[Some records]
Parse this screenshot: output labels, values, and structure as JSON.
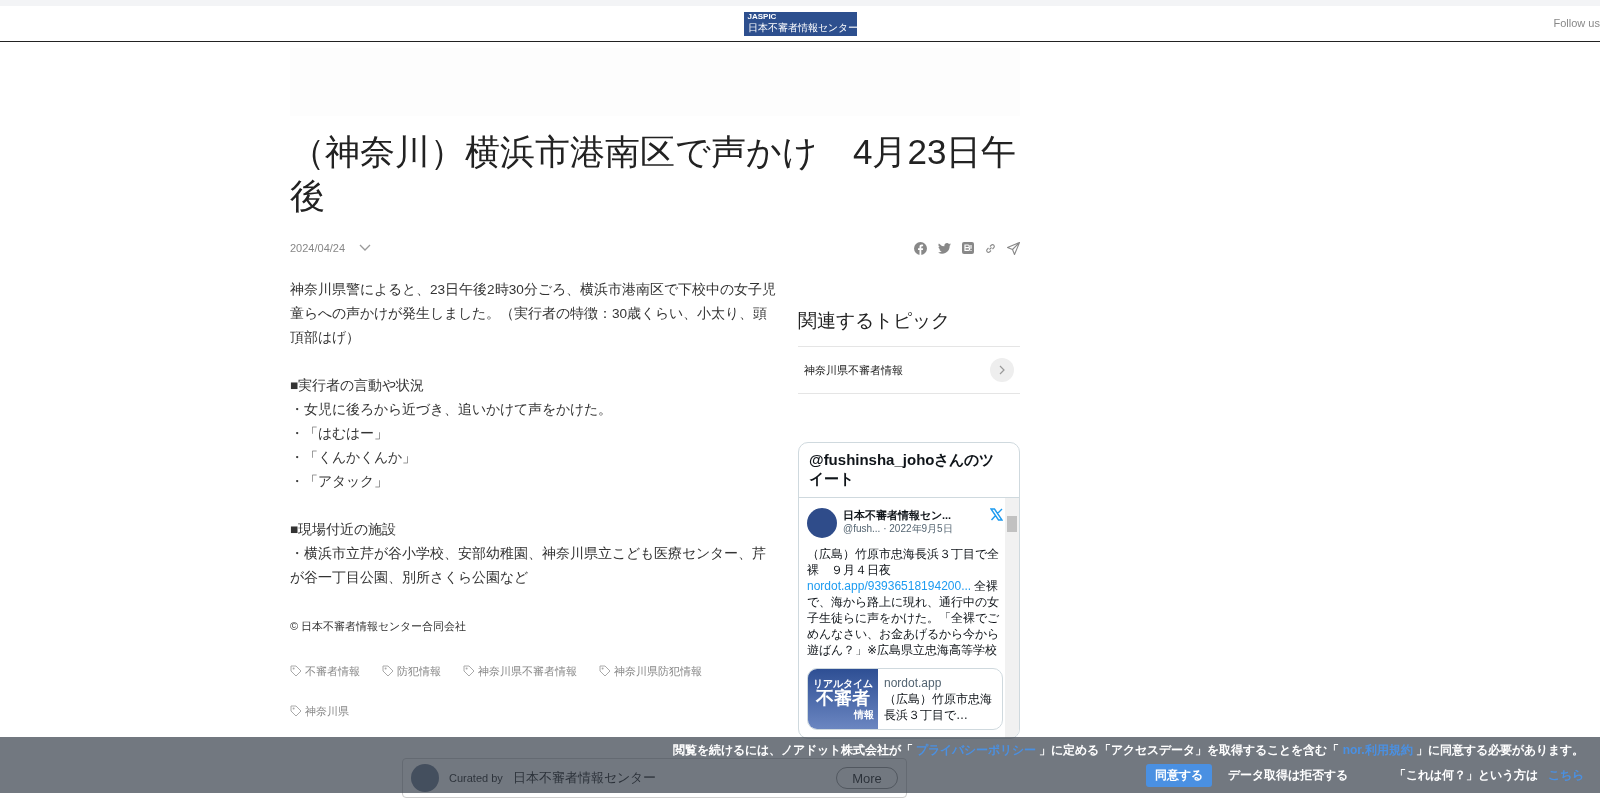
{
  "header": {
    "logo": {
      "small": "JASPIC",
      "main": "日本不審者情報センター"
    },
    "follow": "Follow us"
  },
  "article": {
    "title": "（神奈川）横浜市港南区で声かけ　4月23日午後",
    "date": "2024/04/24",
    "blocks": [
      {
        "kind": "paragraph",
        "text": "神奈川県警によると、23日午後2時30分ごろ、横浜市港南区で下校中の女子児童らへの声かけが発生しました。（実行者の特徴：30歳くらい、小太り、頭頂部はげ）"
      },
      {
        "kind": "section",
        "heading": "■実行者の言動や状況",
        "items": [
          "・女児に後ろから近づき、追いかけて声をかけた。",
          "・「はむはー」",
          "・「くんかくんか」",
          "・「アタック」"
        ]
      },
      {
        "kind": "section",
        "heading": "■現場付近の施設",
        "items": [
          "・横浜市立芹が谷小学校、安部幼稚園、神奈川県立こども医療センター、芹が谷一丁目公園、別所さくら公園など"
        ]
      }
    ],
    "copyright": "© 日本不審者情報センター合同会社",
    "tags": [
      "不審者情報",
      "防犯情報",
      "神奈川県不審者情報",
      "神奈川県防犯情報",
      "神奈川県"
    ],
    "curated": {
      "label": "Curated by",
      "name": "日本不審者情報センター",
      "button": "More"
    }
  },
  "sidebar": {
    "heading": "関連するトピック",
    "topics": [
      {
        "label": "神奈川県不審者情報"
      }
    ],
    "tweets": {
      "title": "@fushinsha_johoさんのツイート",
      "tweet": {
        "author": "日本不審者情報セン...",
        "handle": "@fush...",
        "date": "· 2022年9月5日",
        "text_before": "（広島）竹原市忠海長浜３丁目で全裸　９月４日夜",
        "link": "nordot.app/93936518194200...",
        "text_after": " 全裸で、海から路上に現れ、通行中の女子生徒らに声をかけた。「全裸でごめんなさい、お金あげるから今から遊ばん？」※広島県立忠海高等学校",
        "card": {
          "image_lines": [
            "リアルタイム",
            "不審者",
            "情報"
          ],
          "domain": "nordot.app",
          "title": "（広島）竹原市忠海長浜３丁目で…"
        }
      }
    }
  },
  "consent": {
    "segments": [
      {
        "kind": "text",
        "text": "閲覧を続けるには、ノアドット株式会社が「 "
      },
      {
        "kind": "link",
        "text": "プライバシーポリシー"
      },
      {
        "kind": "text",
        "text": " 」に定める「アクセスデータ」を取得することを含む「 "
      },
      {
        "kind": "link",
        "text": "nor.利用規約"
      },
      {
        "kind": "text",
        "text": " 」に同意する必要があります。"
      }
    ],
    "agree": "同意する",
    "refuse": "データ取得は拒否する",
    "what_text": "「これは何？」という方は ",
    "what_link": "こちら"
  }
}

--

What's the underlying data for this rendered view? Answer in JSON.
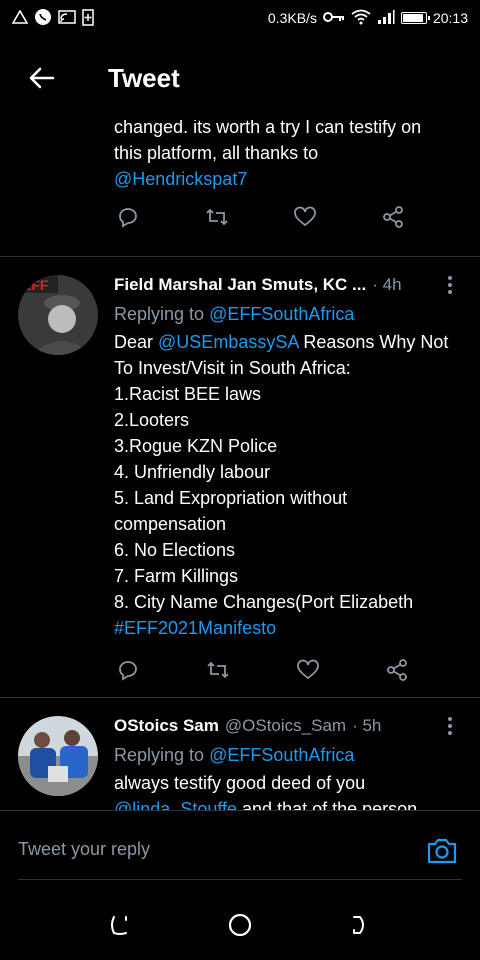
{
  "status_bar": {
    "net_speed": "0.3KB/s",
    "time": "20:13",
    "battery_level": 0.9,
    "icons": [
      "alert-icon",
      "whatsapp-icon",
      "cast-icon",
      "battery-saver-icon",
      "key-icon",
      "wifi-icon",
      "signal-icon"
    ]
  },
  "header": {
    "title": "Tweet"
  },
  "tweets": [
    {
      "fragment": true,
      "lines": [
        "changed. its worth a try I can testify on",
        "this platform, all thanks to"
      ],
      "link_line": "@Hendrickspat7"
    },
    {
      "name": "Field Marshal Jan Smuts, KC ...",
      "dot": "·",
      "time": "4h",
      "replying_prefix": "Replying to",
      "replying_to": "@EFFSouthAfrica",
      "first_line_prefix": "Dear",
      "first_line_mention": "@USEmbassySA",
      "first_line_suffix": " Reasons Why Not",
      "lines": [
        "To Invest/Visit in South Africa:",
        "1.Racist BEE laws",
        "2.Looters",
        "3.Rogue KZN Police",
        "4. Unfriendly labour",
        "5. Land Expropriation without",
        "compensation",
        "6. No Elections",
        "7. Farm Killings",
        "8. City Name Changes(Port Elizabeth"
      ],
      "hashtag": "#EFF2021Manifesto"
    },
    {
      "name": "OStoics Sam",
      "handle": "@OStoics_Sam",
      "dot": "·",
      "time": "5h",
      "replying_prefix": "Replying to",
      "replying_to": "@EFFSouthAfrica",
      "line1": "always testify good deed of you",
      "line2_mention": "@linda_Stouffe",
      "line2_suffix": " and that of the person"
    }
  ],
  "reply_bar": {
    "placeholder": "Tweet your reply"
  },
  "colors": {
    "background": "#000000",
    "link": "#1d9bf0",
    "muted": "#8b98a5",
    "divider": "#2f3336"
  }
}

What the task asks:
Your task is to collect every line above that contains the word "JSON".

Finished task:
Parse this screenshot: output labels, values, and structure as JSON.
What's the underlying data for this rendered view? Answer in JSON.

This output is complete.